Problem statement ▸ Even if the data beneath seems repetitive, write it all out again exactly.

(Dataset excerpts)
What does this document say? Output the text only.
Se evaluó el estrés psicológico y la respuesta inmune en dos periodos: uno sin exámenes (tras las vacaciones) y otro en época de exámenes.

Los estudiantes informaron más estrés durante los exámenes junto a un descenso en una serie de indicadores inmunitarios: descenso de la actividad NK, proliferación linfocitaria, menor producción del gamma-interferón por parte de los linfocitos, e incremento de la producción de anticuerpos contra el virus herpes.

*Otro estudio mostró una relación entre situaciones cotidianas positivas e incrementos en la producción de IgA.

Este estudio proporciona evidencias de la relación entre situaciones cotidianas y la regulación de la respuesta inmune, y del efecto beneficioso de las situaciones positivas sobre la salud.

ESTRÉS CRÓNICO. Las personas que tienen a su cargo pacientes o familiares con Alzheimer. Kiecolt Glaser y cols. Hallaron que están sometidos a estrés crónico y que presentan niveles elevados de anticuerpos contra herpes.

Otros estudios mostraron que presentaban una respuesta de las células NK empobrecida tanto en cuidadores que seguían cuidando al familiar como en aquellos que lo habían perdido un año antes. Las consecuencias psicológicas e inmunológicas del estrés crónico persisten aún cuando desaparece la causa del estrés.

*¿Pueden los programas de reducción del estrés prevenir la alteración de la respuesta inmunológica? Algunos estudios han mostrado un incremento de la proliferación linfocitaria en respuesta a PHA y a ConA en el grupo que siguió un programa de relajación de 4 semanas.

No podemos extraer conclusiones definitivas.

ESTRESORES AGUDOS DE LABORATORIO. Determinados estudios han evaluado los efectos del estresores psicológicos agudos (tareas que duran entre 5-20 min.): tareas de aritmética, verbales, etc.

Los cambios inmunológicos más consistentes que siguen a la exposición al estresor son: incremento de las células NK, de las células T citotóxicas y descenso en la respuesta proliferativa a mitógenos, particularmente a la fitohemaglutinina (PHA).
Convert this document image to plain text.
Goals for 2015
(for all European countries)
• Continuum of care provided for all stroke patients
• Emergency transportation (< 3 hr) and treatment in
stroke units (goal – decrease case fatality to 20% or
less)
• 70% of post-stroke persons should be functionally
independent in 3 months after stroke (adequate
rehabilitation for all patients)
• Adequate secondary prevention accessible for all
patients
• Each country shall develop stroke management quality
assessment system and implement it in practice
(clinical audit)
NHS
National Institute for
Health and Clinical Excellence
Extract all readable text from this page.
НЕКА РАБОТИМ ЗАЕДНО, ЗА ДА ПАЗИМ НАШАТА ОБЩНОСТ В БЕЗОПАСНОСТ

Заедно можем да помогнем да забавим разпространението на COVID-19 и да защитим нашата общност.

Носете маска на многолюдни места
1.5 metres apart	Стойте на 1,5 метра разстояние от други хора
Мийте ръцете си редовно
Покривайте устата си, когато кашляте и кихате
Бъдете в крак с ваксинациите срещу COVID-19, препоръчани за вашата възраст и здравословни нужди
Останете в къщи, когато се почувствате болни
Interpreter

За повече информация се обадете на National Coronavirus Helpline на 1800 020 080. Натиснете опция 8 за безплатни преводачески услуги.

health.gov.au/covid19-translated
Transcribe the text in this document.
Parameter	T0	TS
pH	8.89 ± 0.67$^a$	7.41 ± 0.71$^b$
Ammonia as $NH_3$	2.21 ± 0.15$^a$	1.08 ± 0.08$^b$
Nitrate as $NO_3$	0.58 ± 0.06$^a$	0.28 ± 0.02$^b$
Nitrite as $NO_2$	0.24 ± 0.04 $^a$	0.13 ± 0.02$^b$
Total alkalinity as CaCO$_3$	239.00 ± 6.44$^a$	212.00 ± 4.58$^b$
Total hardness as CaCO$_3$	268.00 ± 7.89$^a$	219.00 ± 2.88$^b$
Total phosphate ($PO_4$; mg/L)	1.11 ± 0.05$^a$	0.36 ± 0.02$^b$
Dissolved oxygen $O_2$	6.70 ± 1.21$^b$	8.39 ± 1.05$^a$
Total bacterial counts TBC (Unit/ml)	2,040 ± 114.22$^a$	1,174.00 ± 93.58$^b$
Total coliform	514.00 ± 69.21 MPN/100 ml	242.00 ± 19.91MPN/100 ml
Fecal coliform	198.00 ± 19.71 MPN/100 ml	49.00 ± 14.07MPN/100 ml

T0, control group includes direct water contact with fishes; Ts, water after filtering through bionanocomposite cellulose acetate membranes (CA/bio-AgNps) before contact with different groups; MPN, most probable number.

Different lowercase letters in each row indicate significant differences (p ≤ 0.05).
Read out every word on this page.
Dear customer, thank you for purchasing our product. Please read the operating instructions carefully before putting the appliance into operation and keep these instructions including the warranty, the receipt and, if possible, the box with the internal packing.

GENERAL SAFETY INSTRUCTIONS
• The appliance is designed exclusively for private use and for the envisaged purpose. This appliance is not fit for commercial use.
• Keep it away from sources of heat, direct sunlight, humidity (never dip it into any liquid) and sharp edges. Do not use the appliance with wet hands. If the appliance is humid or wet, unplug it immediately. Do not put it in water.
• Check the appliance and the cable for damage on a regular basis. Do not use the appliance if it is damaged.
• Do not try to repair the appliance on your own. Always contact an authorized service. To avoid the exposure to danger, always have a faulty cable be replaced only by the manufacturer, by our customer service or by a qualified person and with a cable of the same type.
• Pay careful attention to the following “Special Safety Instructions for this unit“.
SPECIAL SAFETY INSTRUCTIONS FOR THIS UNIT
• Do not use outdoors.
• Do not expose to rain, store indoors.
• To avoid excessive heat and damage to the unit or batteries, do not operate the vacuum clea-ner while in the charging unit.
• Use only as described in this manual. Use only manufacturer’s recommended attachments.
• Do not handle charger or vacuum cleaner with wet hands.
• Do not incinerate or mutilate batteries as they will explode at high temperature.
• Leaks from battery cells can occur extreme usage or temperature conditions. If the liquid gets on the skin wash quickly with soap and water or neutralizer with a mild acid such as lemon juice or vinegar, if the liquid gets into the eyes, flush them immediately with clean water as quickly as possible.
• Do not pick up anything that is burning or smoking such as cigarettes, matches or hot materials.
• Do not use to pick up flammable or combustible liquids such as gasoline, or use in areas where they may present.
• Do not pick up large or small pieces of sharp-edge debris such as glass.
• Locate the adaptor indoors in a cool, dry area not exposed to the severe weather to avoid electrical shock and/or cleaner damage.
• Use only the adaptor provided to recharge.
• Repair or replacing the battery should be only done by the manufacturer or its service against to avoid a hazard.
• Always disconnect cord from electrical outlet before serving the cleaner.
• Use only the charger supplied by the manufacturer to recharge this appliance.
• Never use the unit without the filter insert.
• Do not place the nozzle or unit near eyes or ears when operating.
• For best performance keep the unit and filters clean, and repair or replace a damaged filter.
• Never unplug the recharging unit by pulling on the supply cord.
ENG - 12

Answer section ▸
What does this document say? Output the text only.
Se evaluó el estrés psicológico y la respuesta inmune en dos periodos: uno sin exámenes (tras las vacaciones) y otro en época de exámenes.

Los estudiantes informaron más estrés durante los exámenes junto a un descenso en una serie de indicadores inmunitarios: descenso de la actividad NK, proliferación linfocitaria, menor producción del gamma-interferón por parte de los linfocitos, e incremento de la producción de anticuerpos contra el virus herpes.

*Otro estudio mostró una relación entre situaciones cotidianas positivas e incrementos en la producción de IgA.

Este estudio proporciona evidencias de la relación entre situaciones cotidianas y la regulación de la respuesta inmune, y del efecto beneficioso de las situaciones positivas sobre la salud.

ESTRÉS CRÓNICO. Las personas que tienen a su cargo pacientes o familiares con Alzheimer. Kiecolt Glaser y cols. Hallaron que están sometidos a estrés crónico y que presentan niveles elevados de anticuerpos contra herpes.

Otros estudios mostraron que presentaban una respuesta de las células NK empobrecida tanto en cuidadores que seguían cuidando al familiar como en aquellos que lo habían perdido un año antes. Las consecuencias psicológicas e inmunológicas del estrés crónico persisten aún cuando desaparece la causa del estrés.

*¿Pueden los programas de reducción del estrés prevenir la alteración de la respuesta inmunológica? Algunos estudios han mostrado un incremento de la proliferación linfocitaria en respuesta a PHA y a ConA en el grupo que siguió un programa de relajación de 4 semanas.

No podemos extraer conclusiones definitivas.

ESTRESORES AGUDOS DE LABORATORIO. Determinados estudios han evaluado los efectos del estresores psicológicos agudos (tareas que duran entre 5-20 min.): tareas de aritmética, verbales, etc.

Los cambios inmunológicos más consistentes que siguen a la exposición al estresor son: incremento de las células NK, de las células T citotóxicas y descenso en la respuesta proliferativa a mitógenos, particularmente a la fitohemaglutinina (PHA).
Convert this document image to plain text.
Goals for 2015
(for all European countries)
• Continuum of care provided for all stroke patients
• Emergency transportation (< 3 hr) and treatment in
stroke units (goal – decrease case fatality to 20% or
less)
• 70% of post-stroke persons should be functionally
independent in 3 months after stroke (adequate
rehabilitation for all patients)
• Adequate secondary prevention accessible for all
patients
• Each country shall develop stroke management quality
assessment system and implement it in practice
(clinical audit)
NHS
National Institute for
Health and Clinical Excellence
Extract all readable text from this page.
НЕКА РАБОТИМ ЗАЕДНО, ЗА ДА ПАЗИМ НАШАТА ОБЩНОСТ В БЕЗОПАСНОСТ

Заедно можем да помогнем да забавим разпространението на COVID-19 и да защитим нашата общност.

Носете маска на многолюдни места
1.5 metres apart	Стойте на 1,5 метра разстояние от други хора
Мийте ръцете си редовно
Покривайте устата си, когато кашляте и кихате
Бъдете в крак с ваксинациите срещу COVID-19, препоръчани за вашата възраст и здравословни нужди
Останете в къщи, когато се почувствате болни
Interpreter

За повече информация се обадете на National Coronavirus Helpline на 1800 020 080. Натиснете опция 8 за безплатни преводачески услуги.

health.gov.au/covid19-translated
Transcribe the text in this document.
Parameter	T0	TS
pH	8.89 ± 0.67$^a$	7.41 ± 0.71$^b$
Ammonia as $NH_3$	2.21 ± 0.15$^a$	1.08 ± 0.08$^b$
Nitrate as $NO_3$	0.58 ± 0.06$^a$	0.28 ± 0.02$^b$
Nitrite as $NO_2$	0.24 ± 0.04 $^a$	0.13 ± 0.02$^b$
Total alkalinity as CaCO$_3$	239.00 ± 6.44$^a$	212.00 ± 4.58$^b$
Total hardness as CaCO$_3$	268.00 ± 7.89$^a$	219.00 ± 2.88$^b$
Total phosphate ($PO_4$; mg/L)	1.11 ± 0.05$^a$	0.36 ± 0.02$^b$
Dissolved oxygen $O_2$	6.70 ± 1.21$^b$	8.39 ± 1.05$^a$
Total bacterial counts TBC (Unit/ml)	2,040 ± 114.22$^a$	1,174.00 ± 93.58$^b$
Total coliform	514.00 ± 69.21 MPN/100 ml	242.00 ± 19.91MPN/100 ml
Fecal coliform	198.00 ± 19.71 MPN/100 ml	49.00 ± 14.07MPN/100 ml

T0, control group includes direct water contact with fishes; Ts, water after filtering through bionanocomposite cellulose acetate membranes (CA/bio-AgNps) before contact with different groups; MPN, most probable number.

Different lowercase letters in each row indicate significant differences (p ≤ 0.05).
Read out every word on this page.
Dear customer, thank you for purchasing our product. Please read the operating instructions carefully before putting the appliance into operation and keep these instructions including the warranty, the receipt and, if possible, the box with the internal packing.

GENERAL SAFETY INSTRUCTIONS
• The appliance is designed exclusively for private use and for the envisaged purpose. This appliance is not fit for commercial use.
• Keep it away from sources of heat, direct sunlight, humidity (never dip it into any liquid) and sharp edges. Do not use the appliance with wet hands. If the appliance is humid or wet, unplug it immediately. Do not put it in water.
• Check the appliance and the cable for damage on a regular basis. Do not use the appliance if it is damaged.
• Do not try to repair the appliance on your own. Always contact an authorized service. To avoid the exposure to danger, always have a faulty cable be replaced only by the manufacturer, by our customer service or by a qualified person and with a cable of the same type.
• Pay careful attention to the following “Special Safety Instructions for this unit“.
SPECIAL SAFETY INSTRUCTIONS FOR THIS UNIT
• Do not use outdoors.
• Do not expose to rain, store indoors.
• To avoid excessive heat and damage to the unit or batteries, do not operate the vacuum clea-ner while in the charging unit.
• Use only as described in this manual. Use only manufacturer’s recommended attachments.
• Do not handle charger or vacuum cleaner with wet hands.
• Do not incinerate or mutilate batteries as they will explode at high temperature.
• Leaks from battery cells can occur extreme usage or temperature conditions. If the liquid gets on the skin wash quickly with soap and water or neutralizer with a mild acid such as lemon juice or vinegar, if the liquid gets into the eyes, flush them immediately with clean water as quickly as possible.
• Do not pick up anything that is burning or smoking such as cigarettes, matches or hot materials.
• Do not use to pick up flammable or combustible liquids such as gasoline, or use in areas where they may present.
• Do not pick up large or small pieces of sharp-edge debris such as glass.
• Locate the adaptor indoors in a cool, dry area not exposed to the severe weather to avoid electrical shock and/or cleaner damage.
• Use only the adaptor provided to recharge.
• Repair or replacing the battery should be only done by the manufacturer or its service against to avoid a hazard.
• Always disconnect cord from electrical outlet before serving the cleaner.
• Use only the charger supplied by the manufacturer to recharge this appliance.
• Never use the unit without the filter insert.
• Do not place the nozzle or unit near eyes or ears when operating.
• For best performance keep the unit and filters clean, and repair or replace a damaged filter.
• Never unplug the recharging unit by pulling on the supply cord.
ENG - 12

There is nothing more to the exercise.